**RECORD EXTRACTS:**
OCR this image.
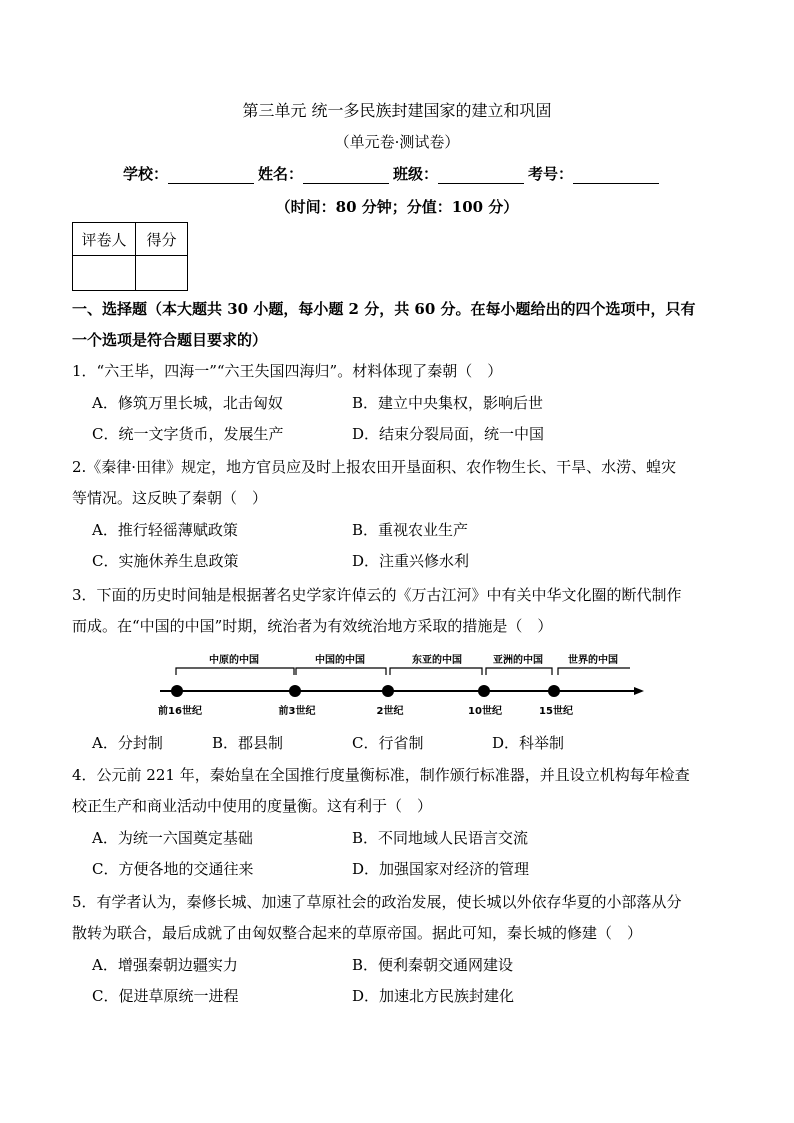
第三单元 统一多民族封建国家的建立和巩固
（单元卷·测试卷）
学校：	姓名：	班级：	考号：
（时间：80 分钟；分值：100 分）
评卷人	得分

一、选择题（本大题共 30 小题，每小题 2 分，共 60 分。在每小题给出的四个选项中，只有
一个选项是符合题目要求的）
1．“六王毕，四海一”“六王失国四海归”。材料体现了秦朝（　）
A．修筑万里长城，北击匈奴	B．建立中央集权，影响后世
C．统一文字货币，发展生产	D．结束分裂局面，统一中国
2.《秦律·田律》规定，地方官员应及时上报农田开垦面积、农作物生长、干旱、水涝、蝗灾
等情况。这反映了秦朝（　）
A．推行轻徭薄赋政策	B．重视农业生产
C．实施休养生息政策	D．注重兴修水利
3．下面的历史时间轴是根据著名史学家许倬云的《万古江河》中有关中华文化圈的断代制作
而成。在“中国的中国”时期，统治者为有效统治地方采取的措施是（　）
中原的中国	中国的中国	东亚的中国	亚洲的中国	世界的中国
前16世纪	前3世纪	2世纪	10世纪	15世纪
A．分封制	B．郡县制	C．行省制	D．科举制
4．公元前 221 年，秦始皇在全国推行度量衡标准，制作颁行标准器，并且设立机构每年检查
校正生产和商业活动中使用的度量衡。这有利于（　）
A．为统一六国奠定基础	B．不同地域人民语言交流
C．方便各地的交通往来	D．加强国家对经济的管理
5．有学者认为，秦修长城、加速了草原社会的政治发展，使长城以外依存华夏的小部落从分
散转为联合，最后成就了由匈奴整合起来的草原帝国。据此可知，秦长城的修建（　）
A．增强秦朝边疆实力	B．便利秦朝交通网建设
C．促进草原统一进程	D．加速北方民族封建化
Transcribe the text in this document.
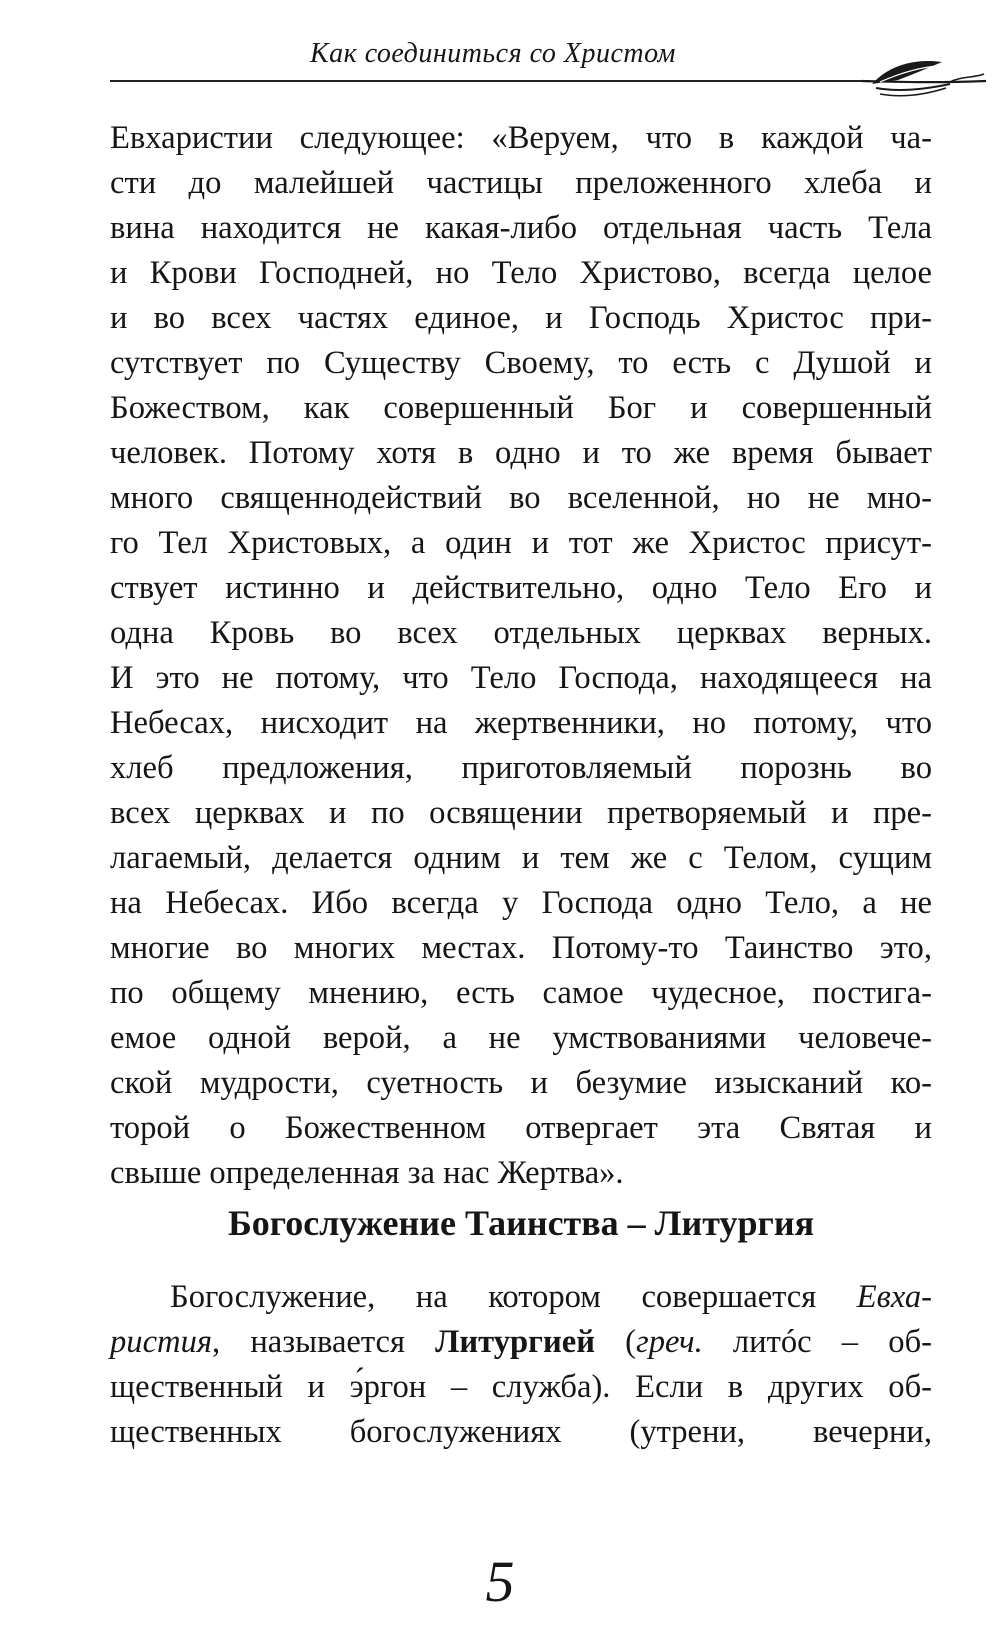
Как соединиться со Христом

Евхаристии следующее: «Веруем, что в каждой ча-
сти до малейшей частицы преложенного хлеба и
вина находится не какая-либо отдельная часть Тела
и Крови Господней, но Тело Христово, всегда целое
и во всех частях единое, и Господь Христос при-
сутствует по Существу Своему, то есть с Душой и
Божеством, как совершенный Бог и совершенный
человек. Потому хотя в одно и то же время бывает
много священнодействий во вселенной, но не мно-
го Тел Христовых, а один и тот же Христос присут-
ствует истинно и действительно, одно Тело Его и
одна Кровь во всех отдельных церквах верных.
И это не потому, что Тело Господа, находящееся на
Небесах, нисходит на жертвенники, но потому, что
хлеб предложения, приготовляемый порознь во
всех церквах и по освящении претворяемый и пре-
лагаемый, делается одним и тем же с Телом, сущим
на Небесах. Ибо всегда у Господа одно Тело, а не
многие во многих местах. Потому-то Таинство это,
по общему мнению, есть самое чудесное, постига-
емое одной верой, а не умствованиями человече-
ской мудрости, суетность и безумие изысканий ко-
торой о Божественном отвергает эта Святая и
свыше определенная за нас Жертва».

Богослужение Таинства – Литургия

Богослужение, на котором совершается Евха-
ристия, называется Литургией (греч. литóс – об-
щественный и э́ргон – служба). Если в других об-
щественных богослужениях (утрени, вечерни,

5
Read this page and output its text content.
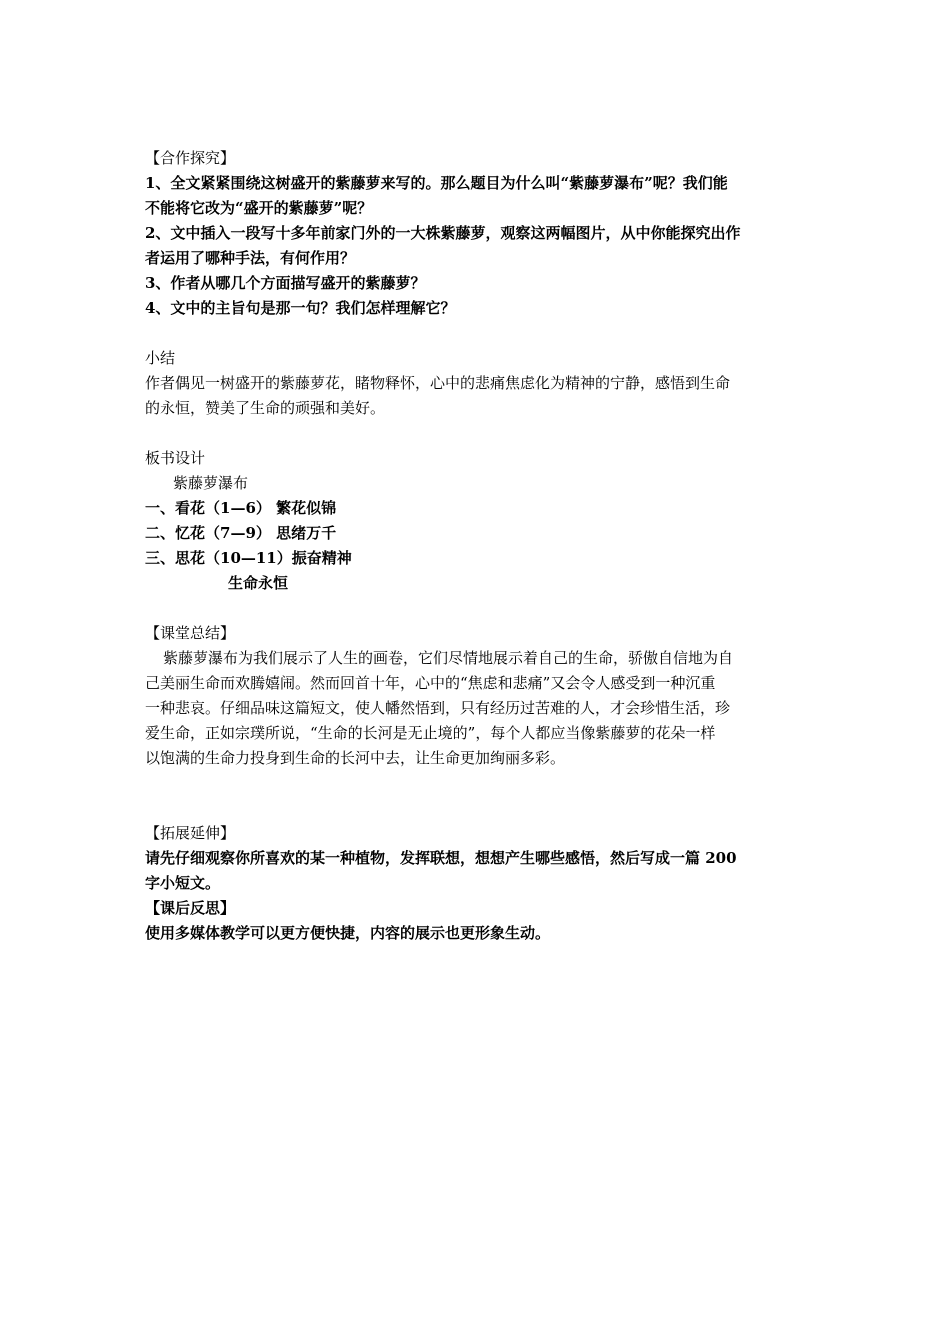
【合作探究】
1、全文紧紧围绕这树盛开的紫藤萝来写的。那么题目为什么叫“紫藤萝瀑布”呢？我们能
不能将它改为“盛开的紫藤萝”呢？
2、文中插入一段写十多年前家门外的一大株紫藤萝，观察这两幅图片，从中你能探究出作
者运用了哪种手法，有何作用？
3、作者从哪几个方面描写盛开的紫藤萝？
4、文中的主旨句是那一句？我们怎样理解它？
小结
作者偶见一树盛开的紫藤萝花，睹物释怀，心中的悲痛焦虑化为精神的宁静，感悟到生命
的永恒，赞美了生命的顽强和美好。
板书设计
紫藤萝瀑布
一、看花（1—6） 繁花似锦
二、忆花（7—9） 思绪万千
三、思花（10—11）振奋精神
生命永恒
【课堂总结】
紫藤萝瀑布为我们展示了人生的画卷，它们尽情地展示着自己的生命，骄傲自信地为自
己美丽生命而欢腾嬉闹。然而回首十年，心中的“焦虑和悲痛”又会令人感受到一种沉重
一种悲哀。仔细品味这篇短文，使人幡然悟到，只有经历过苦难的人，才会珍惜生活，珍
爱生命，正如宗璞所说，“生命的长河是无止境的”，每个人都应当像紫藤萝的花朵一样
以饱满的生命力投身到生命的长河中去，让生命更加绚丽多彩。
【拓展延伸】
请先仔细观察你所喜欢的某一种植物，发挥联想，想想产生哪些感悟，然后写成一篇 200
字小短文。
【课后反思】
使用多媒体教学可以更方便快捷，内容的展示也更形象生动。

**REQUIREMENT:**
Your task is to collect every line above that contains the word "this".

**REPLY:**
OCR this image.
Transcribe the text in this document.
Read this page and output its text content.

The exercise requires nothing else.